For each line that holds "screenshot", copy the line out.
* BEGIN Material provided *
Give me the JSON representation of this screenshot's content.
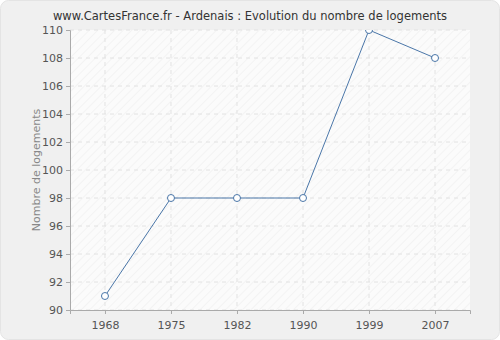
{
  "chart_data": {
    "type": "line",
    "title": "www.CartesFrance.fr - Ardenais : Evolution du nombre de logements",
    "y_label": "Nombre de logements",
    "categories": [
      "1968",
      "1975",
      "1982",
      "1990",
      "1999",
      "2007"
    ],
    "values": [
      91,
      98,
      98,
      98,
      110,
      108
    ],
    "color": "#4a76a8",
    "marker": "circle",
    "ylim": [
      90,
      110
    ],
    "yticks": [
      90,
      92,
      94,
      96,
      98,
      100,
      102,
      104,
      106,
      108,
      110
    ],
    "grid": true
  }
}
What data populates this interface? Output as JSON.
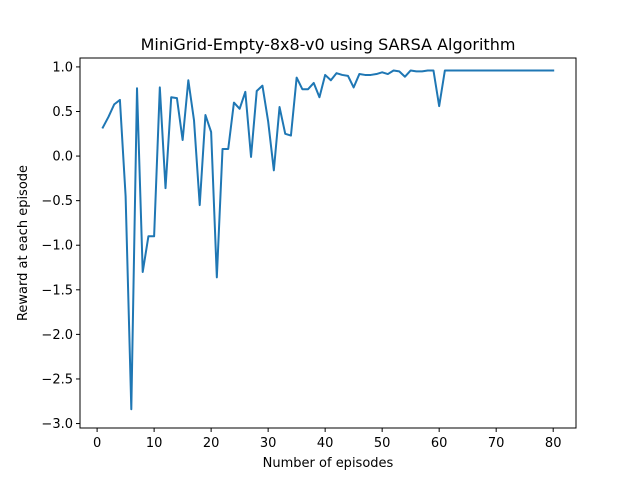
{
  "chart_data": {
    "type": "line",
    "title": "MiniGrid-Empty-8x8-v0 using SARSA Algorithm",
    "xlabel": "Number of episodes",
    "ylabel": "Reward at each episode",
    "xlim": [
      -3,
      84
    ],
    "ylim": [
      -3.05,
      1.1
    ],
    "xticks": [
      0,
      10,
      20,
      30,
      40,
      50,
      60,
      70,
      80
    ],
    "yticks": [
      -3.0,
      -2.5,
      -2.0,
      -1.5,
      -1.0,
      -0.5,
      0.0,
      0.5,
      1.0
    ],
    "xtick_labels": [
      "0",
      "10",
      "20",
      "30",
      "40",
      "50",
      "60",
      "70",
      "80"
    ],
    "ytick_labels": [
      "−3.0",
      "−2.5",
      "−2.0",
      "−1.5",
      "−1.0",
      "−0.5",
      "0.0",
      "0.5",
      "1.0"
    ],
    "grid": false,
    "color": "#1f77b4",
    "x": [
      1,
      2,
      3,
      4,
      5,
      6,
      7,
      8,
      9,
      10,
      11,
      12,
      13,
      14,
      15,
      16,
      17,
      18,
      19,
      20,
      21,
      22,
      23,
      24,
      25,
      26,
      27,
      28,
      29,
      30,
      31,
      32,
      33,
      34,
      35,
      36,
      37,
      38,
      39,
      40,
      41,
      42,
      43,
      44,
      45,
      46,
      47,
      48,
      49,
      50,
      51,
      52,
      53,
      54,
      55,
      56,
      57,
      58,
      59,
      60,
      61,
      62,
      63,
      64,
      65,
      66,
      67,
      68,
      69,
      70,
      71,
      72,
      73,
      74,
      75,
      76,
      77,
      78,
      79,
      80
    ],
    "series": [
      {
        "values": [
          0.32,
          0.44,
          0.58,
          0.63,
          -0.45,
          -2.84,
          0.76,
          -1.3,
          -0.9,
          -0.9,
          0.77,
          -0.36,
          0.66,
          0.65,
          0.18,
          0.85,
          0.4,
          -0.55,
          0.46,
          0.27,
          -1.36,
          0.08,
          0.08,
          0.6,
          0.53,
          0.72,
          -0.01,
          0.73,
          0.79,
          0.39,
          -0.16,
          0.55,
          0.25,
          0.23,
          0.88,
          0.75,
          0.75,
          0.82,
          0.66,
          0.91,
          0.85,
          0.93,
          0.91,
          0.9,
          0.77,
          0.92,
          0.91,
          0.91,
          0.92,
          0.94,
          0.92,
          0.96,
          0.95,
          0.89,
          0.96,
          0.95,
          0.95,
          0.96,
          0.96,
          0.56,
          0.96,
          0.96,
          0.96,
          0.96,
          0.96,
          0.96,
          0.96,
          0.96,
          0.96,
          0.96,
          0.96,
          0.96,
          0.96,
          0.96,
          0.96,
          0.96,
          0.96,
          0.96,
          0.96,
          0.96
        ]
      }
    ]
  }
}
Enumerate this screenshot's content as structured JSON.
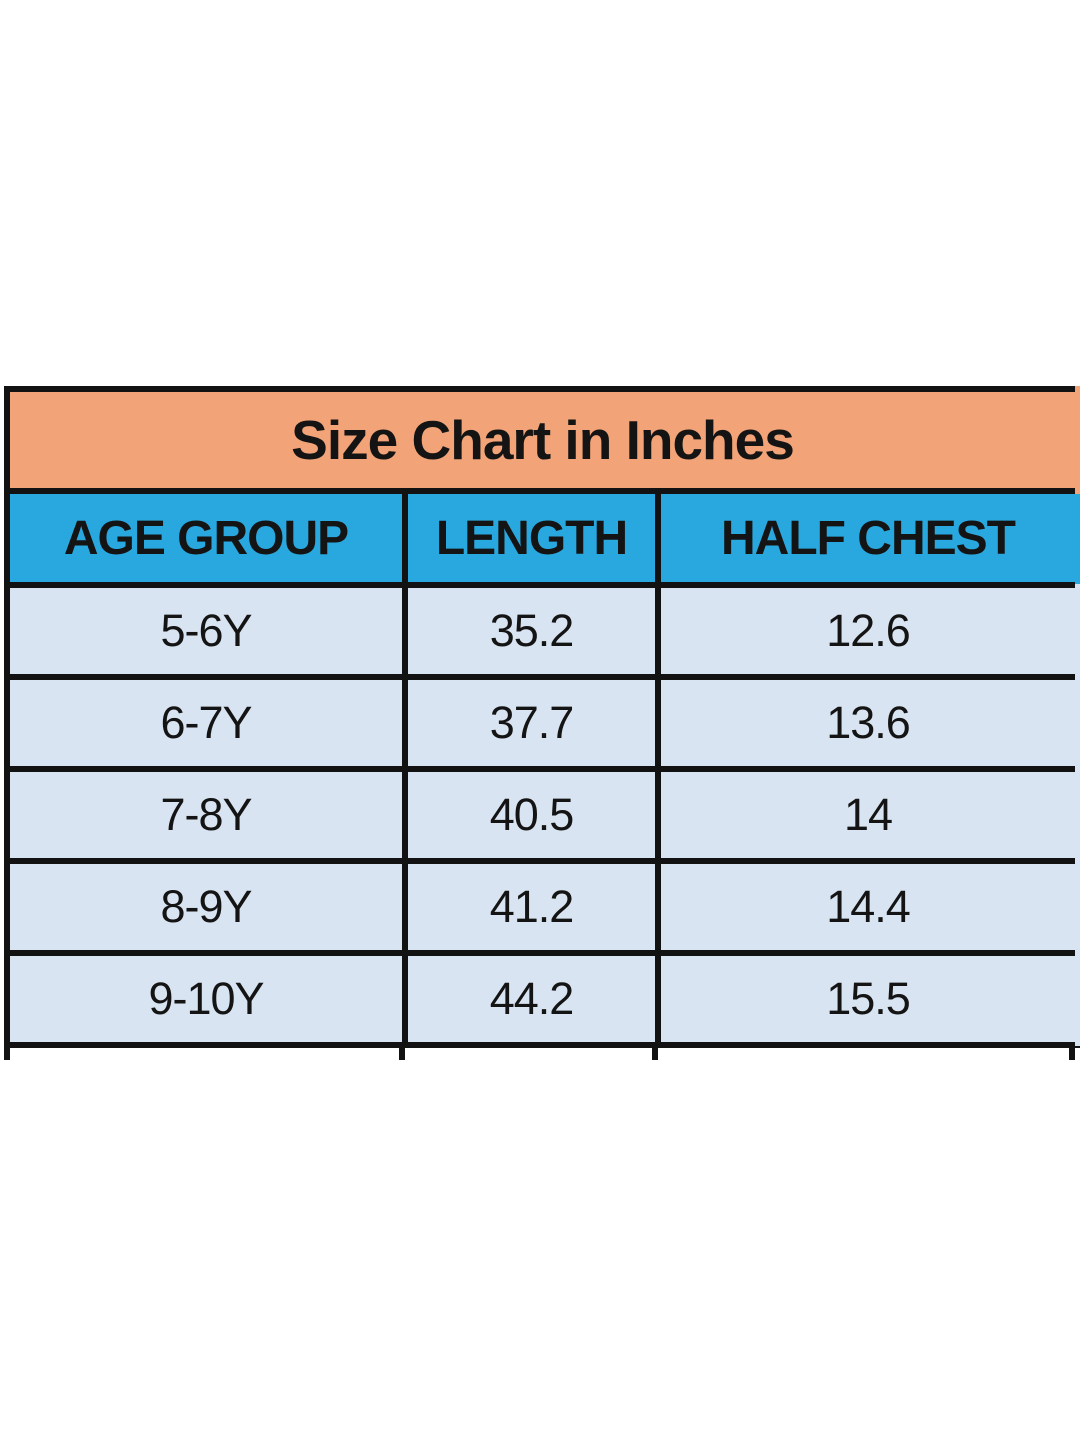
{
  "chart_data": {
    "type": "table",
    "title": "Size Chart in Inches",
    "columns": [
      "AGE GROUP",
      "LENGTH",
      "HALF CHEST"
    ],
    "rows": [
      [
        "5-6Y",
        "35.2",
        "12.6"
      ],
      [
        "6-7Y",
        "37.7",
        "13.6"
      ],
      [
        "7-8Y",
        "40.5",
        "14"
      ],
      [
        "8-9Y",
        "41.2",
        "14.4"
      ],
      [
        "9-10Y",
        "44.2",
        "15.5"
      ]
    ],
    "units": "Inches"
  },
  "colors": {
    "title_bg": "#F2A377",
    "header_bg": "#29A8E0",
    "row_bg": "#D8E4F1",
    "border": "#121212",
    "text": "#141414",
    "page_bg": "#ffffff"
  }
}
* END Material provided *
Final result:
Give me the JSON representation of this screenshot's content.
Enumerate this screenshot's content as structured JSON.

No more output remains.